Prompt: Give all the lines below again, exactly, with no pictures.

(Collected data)
※ ※ ※
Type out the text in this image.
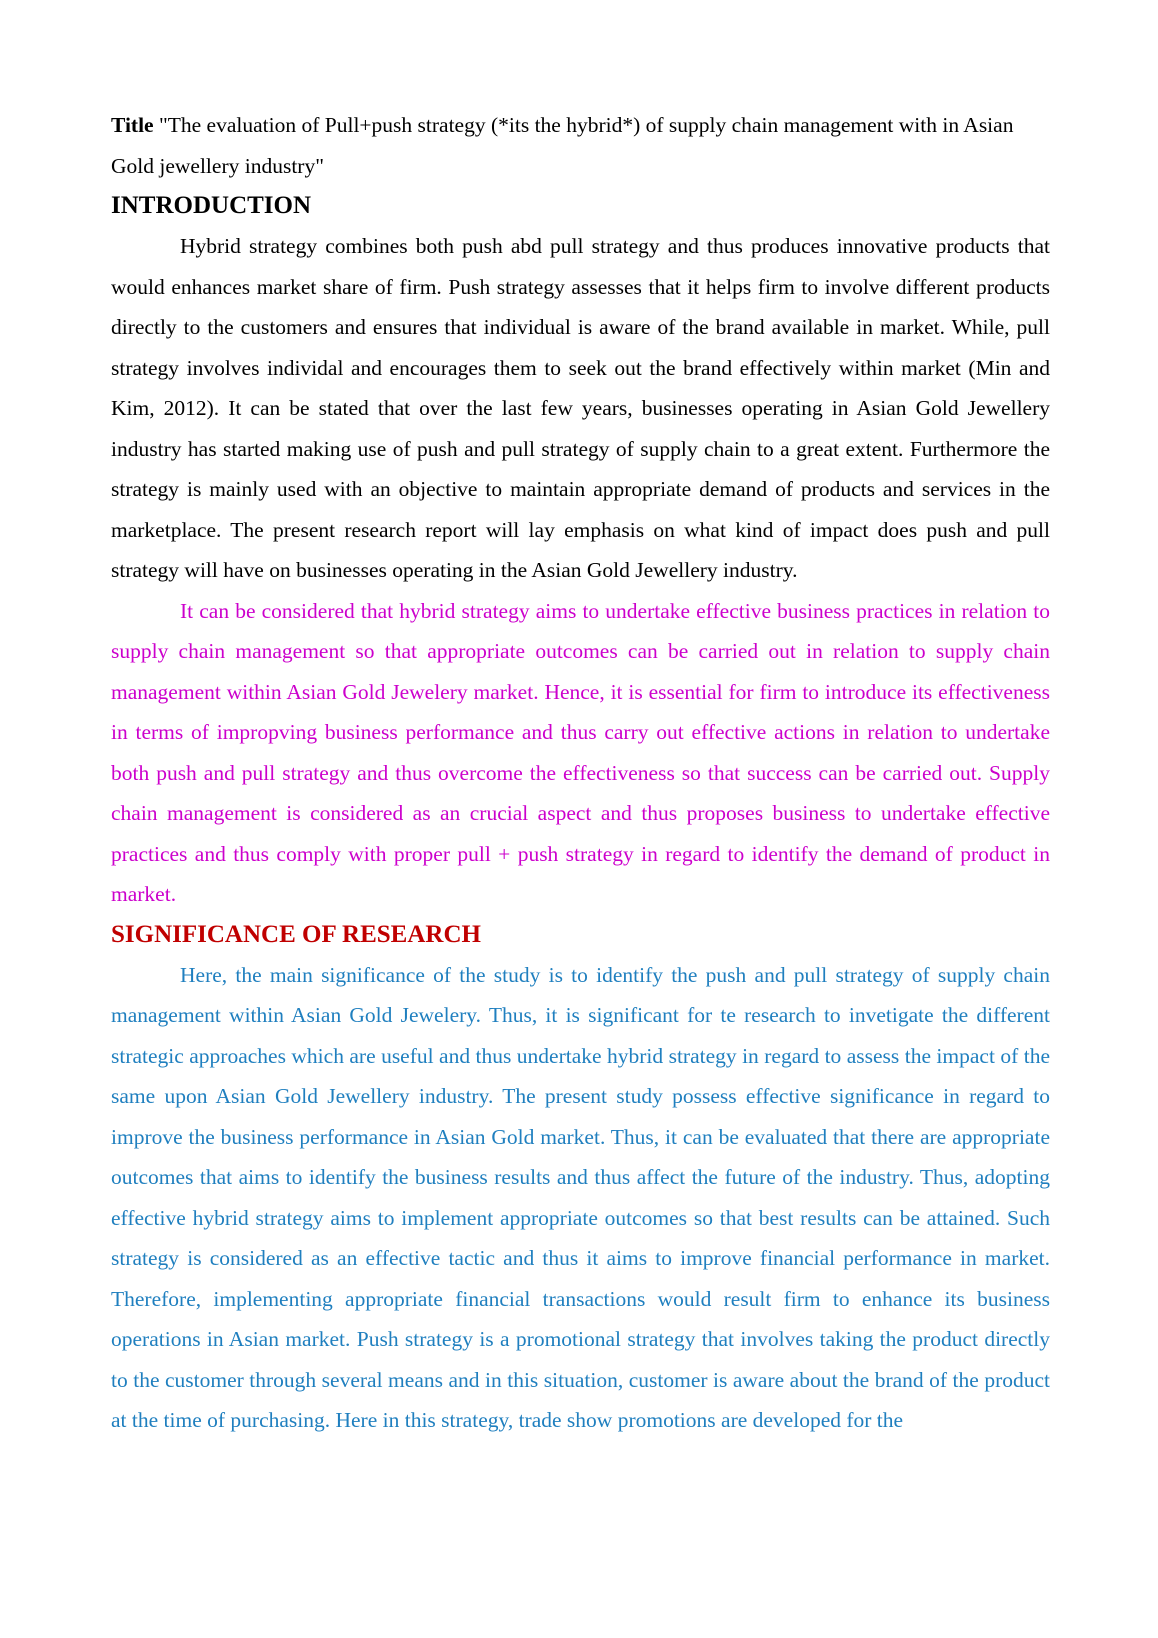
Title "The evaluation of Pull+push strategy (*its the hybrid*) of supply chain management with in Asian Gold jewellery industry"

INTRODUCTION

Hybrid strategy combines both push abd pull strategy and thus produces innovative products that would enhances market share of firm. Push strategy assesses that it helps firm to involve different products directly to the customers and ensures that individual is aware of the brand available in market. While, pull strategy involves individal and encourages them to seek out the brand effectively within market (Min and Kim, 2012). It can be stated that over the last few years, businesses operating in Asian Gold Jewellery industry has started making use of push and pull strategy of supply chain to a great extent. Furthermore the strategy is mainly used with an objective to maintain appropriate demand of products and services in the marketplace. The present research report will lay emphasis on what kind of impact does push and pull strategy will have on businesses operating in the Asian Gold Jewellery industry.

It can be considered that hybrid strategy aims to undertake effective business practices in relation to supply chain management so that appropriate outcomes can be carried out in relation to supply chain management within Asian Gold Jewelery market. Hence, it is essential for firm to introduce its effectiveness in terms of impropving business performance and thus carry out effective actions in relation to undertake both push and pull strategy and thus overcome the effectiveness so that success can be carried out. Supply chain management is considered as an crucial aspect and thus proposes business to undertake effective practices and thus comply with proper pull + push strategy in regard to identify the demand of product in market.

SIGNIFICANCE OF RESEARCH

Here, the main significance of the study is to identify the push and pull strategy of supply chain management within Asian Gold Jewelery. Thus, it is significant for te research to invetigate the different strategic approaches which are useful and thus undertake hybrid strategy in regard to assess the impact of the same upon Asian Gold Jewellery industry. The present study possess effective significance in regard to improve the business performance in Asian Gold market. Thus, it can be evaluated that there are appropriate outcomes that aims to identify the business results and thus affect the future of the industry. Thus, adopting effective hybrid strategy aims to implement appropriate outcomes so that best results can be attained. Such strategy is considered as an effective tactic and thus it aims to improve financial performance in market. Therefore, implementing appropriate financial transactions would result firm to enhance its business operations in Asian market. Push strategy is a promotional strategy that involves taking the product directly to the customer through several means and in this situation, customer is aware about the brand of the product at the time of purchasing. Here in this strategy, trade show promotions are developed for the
※ ※ ※
Answer in full:
Type out the text in this image.
Title "The evaluation of Pull+push strategy (*its the hybrid*) of supply chain management with in Asian Gold jewellery industry"

INTRODUCTION

Hybrid strategy combines both push abd pull strategy and thus produces innovative products that would enhances market share of firm. Push strategy assesses that it helps firm to involve different products directly to the customers and ensures that individual is aware of the brand available in market. While, pull strategy involves individal and encourages them to seek out the brand effectively within market (Min and Kim, 2012). It can be stated that over the last few years, businesses operating in Asian Gold Jewellery industry has started making use of push and pull strategy of supply chain to a great extent. Furthermore the strategy is mainly used with an objective to maintain appropriate demand of products and services in the marketplace. The present research report will lay emphasis on what kind of impact does push and pull strategy will have on businesses operating in the Asian Gold Jewellery industry.

It can be considered that hybrid strategy aims to undertake effective business practices in relation to supply chain management so that appropriate outcomes can be carried out in relation to supply chain management within Asian Gold Jewelery market. Hence, it is essential for firm to introduce its effectiveness in terms of impropving business performance and thus carry out effective actions in relation to undertake both push and pull strategy and thus overcome the effectiveness so that success can be carried out. Supply chain management is considered as an crucial aspect and thus proposes business to undertake effective practices and thus comply with proper pull + push strategy in regard to identify the demand of product in market.

SIGNIFICANCE OF RESEARCH

Here, the main significance of the study is to identify the push and pull strategy of supply chain management within Asian Gold Jewelery. Thus, it is significant for te research to invetigate the different strategic approaches which are useful and thus undertake hybrid strategy in regard to assess the impact of the same upon Asian Gold Jewellery industry. The present study possess effective significance in regard to improve the business performance in Asian Gold market. Thus, it can be evaluated that there are appropriate outcomes that aims to identify the business results and thus affect the future of the industry. Thus, adopting effective hybrid strategy aims to implement appropriate outcomes so that best results can be attained. Such strategy is considered as an effective tactic and thus it aims to improve financial performance in market. Therefore, implementing appropriate financial transactions would result firm to enhance its business operations in Asian market. Push strategy is a promotional strategy that involves taking the product directly to the customer through several means and in this situation, customer is aware about the brand of the product at the time of purchasing. Here in this strategy, trade show promotions are developed for the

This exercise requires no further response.